Figure dataset records:
···

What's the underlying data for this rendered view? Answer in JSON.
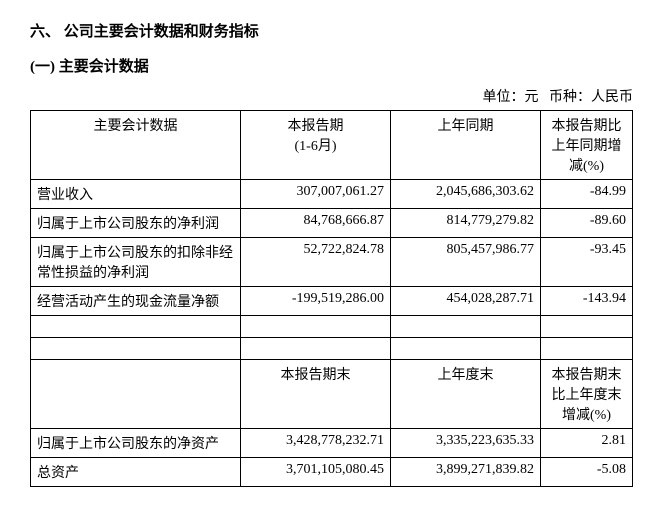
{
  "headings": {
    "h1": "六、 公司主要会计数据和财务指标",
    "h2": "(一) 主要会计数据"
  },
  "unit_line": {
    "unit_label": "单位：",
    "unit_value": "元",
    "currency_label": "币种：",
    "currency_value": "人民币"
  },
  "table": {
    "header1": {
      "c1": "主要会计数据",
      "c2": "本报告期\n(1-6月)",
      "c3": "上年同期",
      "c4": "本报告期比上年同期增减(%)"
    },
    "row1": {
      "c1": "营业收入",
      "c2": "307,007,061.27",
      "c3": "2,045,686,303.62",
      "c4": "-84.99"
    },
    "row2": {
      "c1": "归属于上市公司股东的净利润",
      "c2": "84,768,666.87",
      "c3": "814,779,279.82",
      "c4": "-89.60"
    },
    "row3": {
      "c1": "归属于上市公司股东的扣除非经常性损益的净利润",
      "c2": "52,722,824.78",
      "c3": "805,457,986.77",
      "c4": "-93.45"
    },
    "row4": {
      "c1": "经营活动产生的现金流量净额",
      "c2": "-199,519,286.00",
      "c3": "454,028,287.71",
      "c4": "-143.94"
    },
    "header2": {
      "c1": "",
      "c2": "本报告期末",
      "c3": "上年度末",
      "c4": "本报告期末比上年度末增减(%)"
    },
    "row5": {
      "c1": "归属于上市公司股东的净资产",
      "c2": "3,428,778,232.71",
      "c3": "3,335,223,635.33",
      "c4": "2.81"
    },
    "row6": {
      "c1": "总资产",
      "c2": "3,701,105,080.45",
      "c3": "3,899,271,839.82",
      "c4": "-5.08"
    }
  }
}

···

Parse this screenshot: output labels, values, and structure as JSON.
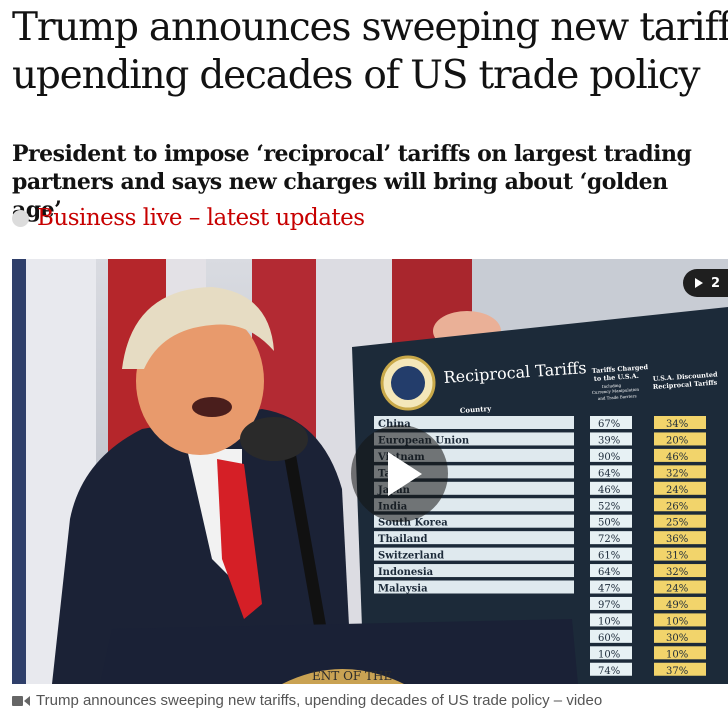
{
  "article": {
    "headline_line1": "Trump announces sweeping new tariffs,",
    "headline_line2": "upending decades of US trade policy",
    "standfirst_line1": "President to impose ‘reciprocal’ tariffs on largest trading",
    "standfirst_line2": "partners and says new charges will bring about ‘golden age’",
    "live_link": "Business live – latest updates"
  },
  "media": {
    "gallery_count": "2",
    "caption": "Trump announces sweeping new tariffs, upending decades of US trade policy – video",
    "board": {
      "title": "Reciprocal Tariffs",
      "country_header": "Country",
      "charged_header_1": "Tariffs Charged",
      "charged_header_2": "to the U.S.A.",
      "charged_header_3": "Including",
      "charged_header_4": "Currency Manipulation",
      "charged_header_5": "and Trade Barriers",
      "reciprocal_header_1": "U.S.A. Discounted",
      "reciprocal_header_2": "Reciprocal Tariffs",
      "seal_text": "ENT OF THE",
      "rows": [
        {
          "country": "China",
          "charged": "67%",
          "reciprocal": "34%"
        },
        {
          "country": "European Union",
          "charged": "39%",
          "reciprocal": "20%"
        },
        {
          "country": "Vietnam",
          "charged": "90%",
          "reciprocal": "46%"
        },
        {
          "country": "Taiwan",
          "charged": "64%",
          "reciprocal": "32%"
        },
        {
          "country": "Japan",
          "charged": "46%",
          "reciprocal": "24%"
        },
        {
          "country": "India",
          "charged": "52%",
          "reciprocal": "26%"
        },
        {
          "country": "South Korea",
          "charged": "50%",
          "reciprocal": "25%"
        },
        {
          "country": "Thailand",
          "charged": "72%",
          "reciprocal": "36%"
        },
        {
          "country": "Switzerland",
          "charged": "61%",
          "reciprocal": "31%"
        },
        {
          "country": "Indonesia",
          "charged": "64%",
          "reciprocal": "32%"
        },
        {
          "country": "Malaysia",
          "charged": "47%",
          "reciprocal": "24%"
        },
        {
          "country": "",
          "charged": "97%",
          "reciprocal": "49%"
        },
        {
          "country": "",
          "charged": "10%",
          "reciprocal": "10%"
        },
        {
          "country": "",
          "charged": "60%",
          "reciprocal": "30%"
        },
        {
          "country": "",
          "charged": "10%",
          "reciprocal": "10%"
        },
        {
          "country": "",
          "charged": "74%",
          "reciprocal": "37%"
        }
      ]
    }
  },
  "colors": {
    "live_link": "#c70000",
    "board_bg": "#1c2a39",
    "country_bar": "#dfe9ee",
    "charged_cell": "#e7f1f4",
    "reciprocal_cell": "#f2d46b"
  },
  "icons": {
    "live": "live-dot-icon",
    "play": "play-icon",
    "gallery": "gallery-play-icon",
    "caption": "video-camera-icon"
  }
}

···

■ The problem
Count every line of the records that holds the string "Trump". Write only the total.

■ Answer to the problem
2